● **Problem to work on**
Pull every "JSON" line out of the data below.

● **Dataset records**
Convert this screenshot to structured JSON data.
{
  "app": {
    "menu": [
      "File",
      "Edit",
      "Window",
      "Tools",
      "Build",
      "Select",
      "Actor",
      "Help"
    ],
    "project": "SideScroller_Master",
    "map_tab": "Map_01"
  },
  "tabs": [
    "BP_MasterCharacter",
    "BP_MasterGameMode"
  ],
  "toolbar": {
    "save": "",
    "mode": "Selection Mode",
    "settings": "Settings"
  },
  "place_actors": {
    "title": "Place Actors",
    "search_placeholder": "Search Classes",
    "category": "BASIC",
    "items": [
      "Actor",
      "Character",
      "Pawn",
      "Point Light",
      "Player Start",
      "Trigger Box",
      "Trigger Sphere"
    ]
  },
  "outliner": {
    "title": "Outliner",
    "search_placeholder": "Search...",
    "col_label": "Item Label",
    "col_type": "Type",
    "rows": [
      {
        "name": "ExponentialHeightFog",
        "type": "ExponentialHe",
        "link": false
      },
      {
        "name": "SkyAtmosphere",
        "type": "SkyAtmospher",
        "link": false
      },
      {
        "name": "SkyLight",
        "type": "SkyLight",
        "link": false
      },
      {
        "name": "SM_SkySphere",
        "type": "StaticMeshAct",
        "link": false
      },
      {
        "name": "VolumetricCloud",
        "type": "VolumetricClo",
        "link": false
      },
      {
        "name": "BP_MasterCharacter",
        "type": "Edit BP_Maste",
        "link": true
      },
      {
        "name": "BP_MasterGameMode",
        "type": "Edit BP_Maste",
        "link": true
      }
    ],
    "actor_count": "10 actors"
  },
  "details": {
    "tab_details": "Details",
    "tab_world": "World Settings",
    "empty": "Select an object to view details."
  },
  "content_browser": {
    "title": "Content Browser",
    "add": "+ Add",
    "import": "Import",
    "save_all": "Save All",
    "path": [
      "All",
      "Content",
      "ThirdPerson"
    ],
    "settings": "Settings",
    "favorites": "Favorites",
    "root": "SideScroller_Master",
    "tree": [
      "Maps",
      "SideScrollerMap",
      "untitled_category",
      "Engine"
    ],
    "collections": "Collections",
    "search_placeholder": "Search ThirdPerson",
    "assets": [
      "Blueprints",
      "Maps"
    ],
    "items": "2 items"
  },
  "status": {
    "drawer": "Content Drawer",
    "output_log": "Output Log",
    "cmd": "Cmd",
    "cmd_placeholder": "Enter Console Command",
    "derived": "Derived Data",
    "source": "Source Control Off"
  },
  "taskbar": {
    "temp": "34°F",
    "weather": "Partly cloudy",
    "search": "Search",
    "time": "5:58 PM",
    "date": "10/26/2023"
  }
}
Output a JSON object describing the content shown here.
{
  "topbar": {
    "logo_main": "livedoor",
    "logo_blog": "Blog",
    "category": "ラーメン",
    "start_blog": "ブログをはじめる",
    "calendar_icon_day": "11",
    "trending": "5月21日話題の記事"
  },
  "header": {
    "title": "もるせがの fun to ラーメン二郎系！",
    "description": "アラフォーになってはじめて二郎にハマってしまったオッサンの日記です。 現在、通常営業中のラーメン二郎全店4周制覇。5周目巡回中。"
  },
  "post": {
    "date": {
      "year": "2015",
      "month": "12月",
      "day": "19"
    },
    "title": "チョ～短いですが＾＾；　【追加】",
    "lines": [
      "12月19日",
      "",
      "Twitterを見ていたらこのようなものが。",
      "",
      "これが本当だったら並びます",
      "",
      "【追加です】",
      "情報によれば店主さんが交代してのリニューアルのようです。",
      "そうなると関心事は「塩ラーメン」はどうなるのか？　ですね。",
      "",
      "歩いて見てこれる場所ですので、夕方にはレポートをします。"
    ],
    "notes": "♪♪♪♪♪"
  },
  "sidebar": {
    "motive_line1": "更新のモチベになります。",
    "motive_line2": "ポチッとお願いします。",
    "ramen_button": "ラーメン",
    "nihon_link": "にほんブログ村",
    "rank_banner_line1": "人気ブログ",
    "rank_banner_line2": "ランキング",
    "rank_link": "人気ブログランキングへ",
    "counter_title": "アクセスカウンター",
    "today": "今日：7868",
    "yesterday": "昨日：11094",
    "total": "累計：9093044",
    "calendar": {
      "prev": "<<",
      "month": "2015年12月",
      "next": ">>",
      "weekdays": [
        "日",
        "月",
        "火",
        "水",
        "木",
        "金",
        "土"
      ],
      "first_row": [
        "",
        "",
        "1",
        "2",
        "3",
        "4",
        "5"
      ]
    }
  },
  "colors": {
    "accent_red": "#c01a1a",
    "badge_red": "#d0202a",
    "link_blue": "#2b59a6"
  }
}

● **Expected answer**
Convert this screenshot to structured JSON data.
Output a JSON object describing the content shown here.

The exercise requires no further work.